Instructions to follow | Each line that follows is to be retyped exactly.

Given information |
=-=-=

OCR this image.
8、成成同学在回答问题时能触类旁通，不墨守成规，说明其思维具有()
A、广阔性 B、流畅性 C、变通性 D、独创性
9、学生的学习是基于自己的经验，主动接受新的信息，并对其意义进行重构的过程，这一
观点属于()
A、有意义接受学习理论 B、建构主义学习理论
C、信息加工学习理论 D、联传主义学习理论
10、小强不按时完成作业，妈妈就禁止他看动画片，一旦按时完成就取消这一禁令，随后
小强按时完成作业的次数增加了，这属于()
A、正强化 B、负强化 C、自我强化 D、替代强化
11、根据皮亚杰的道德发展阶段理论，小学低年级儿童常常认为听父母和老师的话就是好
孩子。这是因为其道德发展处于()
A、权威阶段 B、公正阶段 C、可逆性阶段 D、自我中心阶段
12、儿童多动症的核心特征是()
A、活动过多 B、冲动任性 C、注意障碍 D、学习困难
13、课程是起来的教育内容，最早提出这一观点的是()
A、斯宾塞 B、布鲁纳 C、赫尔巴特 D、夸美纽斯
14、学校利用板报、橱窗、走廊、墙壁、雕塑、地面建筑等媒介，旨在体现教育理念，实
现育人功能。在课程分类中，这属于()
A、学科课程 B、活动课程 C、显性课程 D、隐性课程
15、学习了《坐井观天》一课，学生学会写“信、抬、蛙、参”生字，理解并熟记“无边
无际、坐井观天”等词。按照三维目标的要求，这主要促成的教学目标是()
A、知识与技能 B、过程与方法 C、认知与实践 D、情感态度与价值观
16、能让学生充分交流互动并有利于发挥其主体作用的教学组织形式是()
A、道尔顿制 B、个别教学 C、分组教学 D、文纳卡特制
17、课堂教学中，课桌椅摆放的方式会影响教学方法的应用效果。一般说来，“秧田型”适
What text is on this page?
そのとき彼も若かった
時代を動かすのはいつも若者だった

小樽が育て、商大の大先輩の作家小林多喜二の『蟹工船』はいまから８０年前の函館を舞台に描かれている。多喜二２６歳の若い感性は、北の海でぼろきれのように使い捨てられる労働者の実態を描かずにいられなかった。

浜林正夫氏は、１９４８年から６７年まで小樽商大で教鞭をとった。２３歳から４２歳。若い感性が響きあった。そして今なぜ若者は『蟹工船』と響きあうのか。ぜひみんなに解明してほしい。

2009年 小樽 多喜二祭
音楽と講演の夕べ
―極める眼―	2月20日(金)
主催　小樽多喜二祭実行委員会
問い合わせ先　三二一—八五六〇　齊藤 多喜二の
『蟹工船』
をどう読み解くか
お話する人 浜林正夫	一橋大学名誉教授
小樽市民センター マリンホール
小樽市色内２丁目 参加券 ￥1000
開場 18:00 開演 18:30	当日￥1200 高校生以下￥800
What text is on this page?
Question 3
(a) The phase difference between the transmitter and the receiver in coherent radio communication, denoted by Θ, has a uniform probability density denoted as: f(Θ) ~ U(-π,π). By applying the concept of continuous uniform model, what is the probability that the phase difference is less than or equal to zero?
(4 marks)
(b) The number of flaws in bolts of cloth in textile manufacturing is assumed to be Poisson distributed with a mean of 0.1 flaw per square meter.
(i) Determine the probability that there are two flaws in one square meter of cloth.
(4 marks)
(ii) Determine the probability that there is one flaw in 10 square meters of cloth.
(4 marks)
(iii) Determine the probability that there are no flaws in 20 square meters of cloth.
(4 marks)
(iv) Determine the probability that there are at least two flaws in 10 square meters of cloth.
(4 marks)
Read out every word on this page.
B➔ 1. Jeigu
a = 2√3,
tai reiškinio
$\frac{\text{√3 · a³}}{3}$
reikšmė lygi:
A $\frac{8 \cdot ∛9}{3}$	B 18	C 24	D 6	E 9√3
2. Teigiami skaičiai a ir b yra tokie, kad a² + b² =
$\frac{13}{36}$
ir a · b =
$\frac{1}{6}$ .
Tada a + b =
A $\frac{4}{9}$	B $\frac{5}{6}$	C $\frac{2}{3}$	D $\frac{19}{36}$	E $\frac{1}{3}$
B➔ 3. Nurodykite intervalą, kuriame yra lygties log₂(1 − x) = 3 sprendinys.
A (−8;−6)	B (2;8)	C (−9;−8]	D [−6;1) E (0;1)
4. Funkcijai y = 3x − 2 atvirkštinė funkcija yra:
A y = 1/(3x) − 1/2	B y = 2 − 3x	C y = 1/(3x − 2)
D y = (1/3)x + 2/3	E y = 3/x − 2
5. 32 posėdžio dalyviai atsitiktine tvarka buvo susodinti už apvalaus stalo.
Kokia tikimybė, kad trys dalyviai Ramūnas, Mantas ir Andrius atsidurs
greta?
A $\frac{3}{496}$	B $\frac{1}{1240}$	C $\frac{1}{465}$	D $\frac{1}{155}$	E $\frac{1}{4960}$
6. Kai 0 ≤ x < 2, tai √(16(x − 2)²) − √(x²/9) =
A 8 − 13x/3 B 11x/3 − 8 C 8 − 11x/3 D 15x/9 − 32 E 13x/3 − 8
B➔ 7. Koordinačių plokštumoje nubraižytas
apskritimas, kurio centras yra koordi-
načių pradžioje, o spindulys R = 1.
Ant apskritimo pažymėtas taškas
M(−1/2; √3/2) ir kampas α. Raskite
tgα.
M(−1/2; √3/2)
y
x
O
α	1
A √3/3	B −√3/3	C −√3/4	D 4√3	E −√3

=-=-=

Task output |
OCR this image.
8、成成同学在回答问题时能触类旁通，不墨守成规，说明其思维具有()
A、广阔性 B、流畅性 C、变通性 D、独创性
9、学生的学习是基于自己的经验，主动接受新的信息，并对其意义进行重构的过程，这一
观点属于()
A、有意义接受学习理论 B、建构主义学习理论
C、信息加工学习理论 D、联传主义学习理论
10、小强不按时完成作业，妈妈就禁止他看动画片，一旦按时完成就取消这一禁令，随后
小强按时完成作业的次数增加了，这属于()
A、正强化 B、负强化 C、自我强化 D、替代强化
11、根据皮亚杰的道德发展阶段理论，小学低年级儿童常常认为听父母和老师的话就是好
孩子。这是因为其道德发展处于()
A、权威阶段 B、公正阶段 C、可逆性阶段 D、自我中心阶段
12、儿童多动症的核心特征是()
A、活动过多 B、冲动任性 C、注意障碍 D、学习困难
13、课程是起来的教育内容，最早提出这一观点的是()
A、斯宾塞 B、布鲁纳 C、赫尔巴特 D、夸美纽斯
14、学校利用板报、橱窗、走廊、墙壁、雕塑、地面建筑等媒介，旨在体现教育理念，实
现育人功能。在课程分类中，这属于()
A、学科课程 B、活动课程 C、显性课程 D、隐性课程
15、学习了《坐井观天》一课，学生学会写“信、抬、蛙、参”生字，理解并熟记“无边
无际、坐井观天”等词。按照三维目标的要求，这主要促成的教学目标是()
A、知识与技能 B、过程与方法 C、认知与实践 D、情感态度与价值观
16、能让学生充分交流互动并有利于发挥其主体作用的教学组织形式是()
A、道尔顿制 B、个别教学 C、分组教学 D、文纳卡特制
17、课堂教学中，课桌椅摆放的方式会影响教学方法的应用效果。一般说来，“秧田型”适
What text is on this page?
そのとき彼も若かった
時代を動かすのはいつも若者だった

小樽が育て、商大の大先輩の作家小林多喜二の『蟹工船』はいまから８０年前の函館を舞台に描かれている。多喜二２６歳の若い感性は、北の海でぼろきれのように使い捨てられる労働者の実態を描かずにいられなかった。

浜林正夫氏は、１９４８年から６７年まで小樽商大で教鞭をとった。２３歳から４２歳。若い感性が響きあった。そして今なぜ若者は『蟹工船』と響きあうのか。ぜひみんなに解明してほしい。

2009年 小樽 多喜二祭
音楽と講演の夕べ
―極める眼―	2月20日(金)
主催　小樽多喜二祭実行委員会
問い合わせ先　三二一—八五六〇　齊藤 多喜二の
『蟹工船』
をどう読み解くか
お話する人 浜林正夫	一橋大学名誉教授
小樽市民センター マリンホール
小樽市色内２丁目 参加券 ￥1000
開場 18:00 開演 18:30	当日￥1200 高校生以下￥800
What text is on this page?
Question 3
(a) The phase difference between the transmitter and the receiver in coherent radio communication, denoted by Θ, has a uniform probability density denoted as: f(Θ) ~ U(-π,π). By applying the concept of continuous uniform model, what is the probability that the phase difference is less than or equal to zero?
(4 marks)
(b) The number of flaws in bolts of cloth in textile manufacturing is assumed to be Poisson distributed with a mean of 0.1 flaw per square meter.
(i) Determine the probability that there are two flaws in one square meter of cloth.
(4 marks)
(ii) Determine the probability that there is one flaw in 10 square meters of cloth.
(4 marks)
(iii) Determine the probability that there are no flaws in 20 square meters of cloth.
(4 marks)
(iv) Determine the probability that there are at least two flaws in 10 square meters of cloth.
(4 marks)
Read out every word on this page.
B➔ 1. Jeigu
a = 2√3,
tai reiškinio
$\frac{\text{√3 · a³}}{3}$
reikšmė lygi:
A $\frac{8 \cdot ∛9}{3}$	B 18	C 24	D 6	E 9√3
2. Teigiami skaičiai a ir b yra tokie, kad a² + b² =
$\frac{13}{36}$
ir a · b =
$\frac{1}{6}$ .
Tada a + b =
A $\frac{4}{9}$	B $\frac{5}{6}$	C $\frac{2}{3}$	D $\frac{19}{36}$	E $\frac{1}{3}$
B➔ 3. Nurodykite intervalą, kuriame yra lygties log₂(1 − x) = 3 sprendinys.
A (−8;−6)	B (2;8)	C (−9;−8]	D [−6;1) E (0;1)
4. Funkcijai y = 3x − 2 atvirkštinė funkcija yra:
A y = 1/(3x) − 1/2	B y = 2 − 3x	C y = 1/(3x − 2)
D y = (1/3)x + 2/3	E y = 3/x − 2
5. 32 posėdžio dalyviai atsitiktine tvarka buvo susodinti už apvalaus stalo.
Kokia tikimybė, kad trys dalyviai Ramūnas, Mantas ir Andrius atsidurs
greta?
A $\frac{3}{496}$	B $\frac{1}{1240}$	C $\frac{1}{465}$	D $\frac{1}{155}$	E $\frac{1}{4960}$
6. Kai 0 ≤ x < 2, tai √(16(x − 2)²) − √(x²/9) =
A 8 − 13x/3 B 11x/3 − 8 C 8 − 11x/3 D 15x/9 − 32 E 13x/3 − 8
B➔ 7. Koordinačių plokštumoje nubraižytas
apskritimas, kurio centras yra koordi-
načių pradžioje, o spindulys R = 1.
Ant apskritimo pažymėtas taškas
M(−1/2; √3/2) ir kampas α. Raskite
tgα.
M(−1/2; √3/2)
y
x
O
α	1
A √3/3	B −√3/3	C −√3/4	D 4√3	E −√3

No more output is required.